TASK GOAL:
Transcribe every line of the listing below without any deviation.

ROWS:
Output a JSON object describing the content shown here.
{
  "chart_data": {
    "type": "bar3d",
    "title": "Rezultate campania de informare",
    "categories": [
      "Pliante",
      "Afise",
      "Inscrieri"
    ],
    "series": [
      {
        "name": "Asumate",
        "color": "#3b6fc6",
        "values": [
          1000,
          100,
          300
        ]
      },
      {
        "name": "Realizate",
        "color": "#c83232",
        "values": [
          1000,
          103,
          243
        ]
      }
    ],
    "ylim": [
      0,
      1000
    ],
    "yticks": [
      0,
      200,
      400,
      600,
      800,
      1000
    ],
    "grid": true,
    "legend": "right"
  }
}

EXERCISE OUTPUT:
Output a JSON object describing the content shown here.
{
  "chart_data": {
    "type": "bar3d",
    "title": "Rezultate campania de informare",
    "categories": [
      "Pliante",
      "Afise",
      "Inscrieri"
    ],
    "series": [
      {
        "name": "Asumate",
        "color": "#3b6fc6",
        "values": [
          1000,
          100,
          300
        ]
      },
      {
        "name": "Realizate",
        "color": "#c83232",
        "values": [
          1000,
          103,
          243
        ]
      }
    ],
    "ylim": [
      0,
      1000
    ],
    "yticks": [
      0,
      200,
      400,
      600,
      800,
      1000
    ],
    "grid": true,
    "legend": "right"
  }
}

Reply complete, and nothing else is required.